YOUR OBJECTIVE:
Return the material exactly as supplied, apart from the pictures, which are omitted.

DATA SECTION:

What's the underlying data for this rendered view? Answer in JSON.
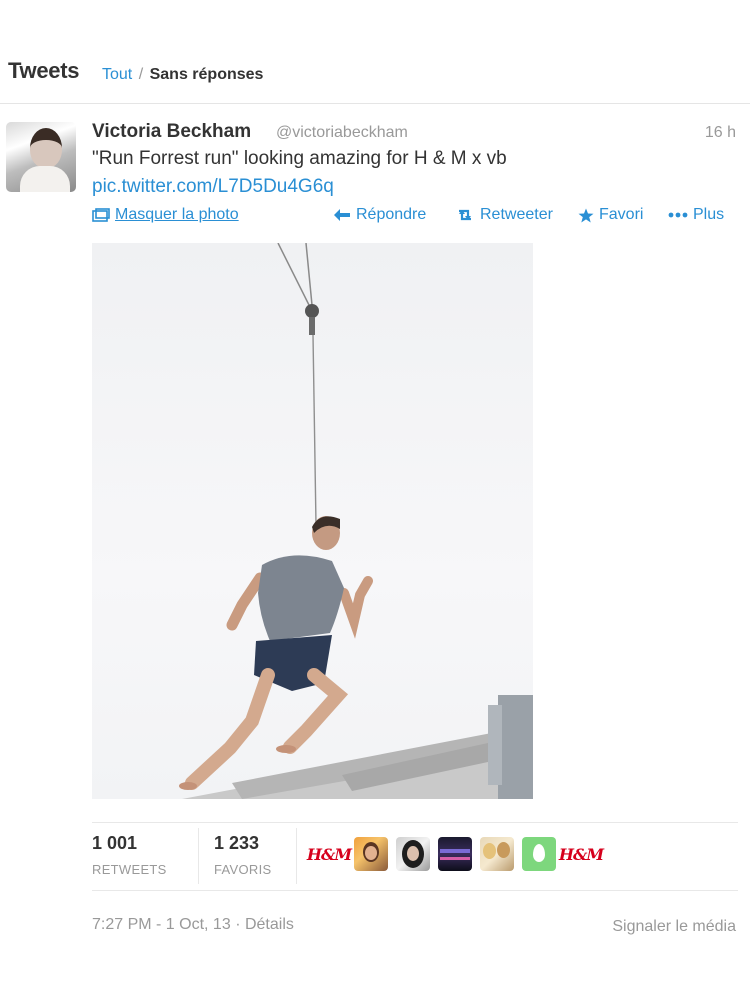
{
  "header": {
    "title": "Tweets",
    "filter_all": "Tout",
    "filter_separator": "/",
    "filter_no_replies": "Sans réponses"
  },
  "tweet": {
    "author_name": "Victoria Beckham",
    "author_handle": "@victoriabeckham",
    "time_ago": "16 h",
    "text": "\"Run Forrest run\" looking amazing for H & M x vb",
    "link": "pic.twitter.com/L7D5Du4G6q",
    "actions": {
      "hide_photo": "Masquer la photo",
      "reply": "Répondre",
      "retweet": "Retweeter",
      "favorite": "Favori",
      "more": "Plus"
    },
    "stats": {
      "retweets_count": "1 001",
      "retweets_label": "RETWEETS",
      "favorites_count": "1 233",
      "favorites_label": "FAVORIS"
    },
    "favoriters": [
      {
        "type": "brand",
        "label": "H&M"
      },
      {
        "type": "avatar",
        "icon": "avatar-woman-orange"
      },
      {
        "type": "avatar",
        "icon": "avatar-woman-dark-hair"
      },
      {
        "type": "avatar",
        "icon": "avatar-group-dark"
      },
      {
        "type": "avatar",
        "icon": "avatar-two-women"
      },
      {
        "type": "avatar",
        "icon": "default-egg-avatar"
      },
      {
        "type": "brand",
        "label": "H&M"
      }
    ],
    "footer": {
      "timestamp": "7:27 PM - 1 Oct, 13",
      "details": "Détails",
      "report_media": "Signaler le média"
    }
  },
  "colors": {
    "link": "#2a8fd4",
    "muted": "#999999",
    "text": "#333333",
    "brand_red": "#d6001c",
    "egg_green": "#7dd77d"
  }
}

WORKED ANSWER:
What's the underlying data for this rendered view? Answer in JSON.
{
  "header": {
    "title": "Tweets",
    "filter_all": "Tout",
    "filter_separator": "/",
    "filter_no_replies": "Sans réponses"
  },
  "tweet": {
    "author_name": "Victoria Beckham",
    "author_handle": "@victoriabeckham",
    "time_ago": "16 h",
    "text": "\"Run Forrest run\" looking amazing for H & M x vb",
    "link": "pic.twitter.com/L7D5Du4G6q",
    "actions": {
      "hide_photo": "Masquer la photo",
      "reply": "Répondre",
      "retweet": "Retweeter",
      "favorite": "Favori",
      "more": "Plus"
    },
    "stats": {
      "retweets_count": "1 001",
      "retweets_label": "RETWEETS",
      "favorites_count": "1 233",
      "favorites_label": "FAVORIS"
    },
    "favoriters": [
      {
        "type": "brand",
        "label": "H&M"
      },
      {
        "type": "avatar",
        "icon": "avatar-woman-orange"
      },
      {
        "type": "avatar",
        "icon": "avatar-woman-dark-hair"
      },
      {
        "type": "avatar",
        "icon": "avatar-group-dark"
      },
      {
        "type": "avatar",
        "icon": "avatar-two-women"
      },
      {
        "type": "avatar",
        "icon": "default-egg-avatar"
      },
      {
        "type": "brand",
        "label": "H&M"
      }
    ],
    "footer": {
      "timestamp": "7:27 PM - 1 Oct, 13",
      "details": "Détails",
      "report_media": "Signaler le média"
    }
  },
  "colors": {
    "link": "#2a8fd4",
    "muted": "#999999",
    "text": "#333333",
    "brand_red": "#d6001c",
    "egg_green": "#7dd77d"
  }
}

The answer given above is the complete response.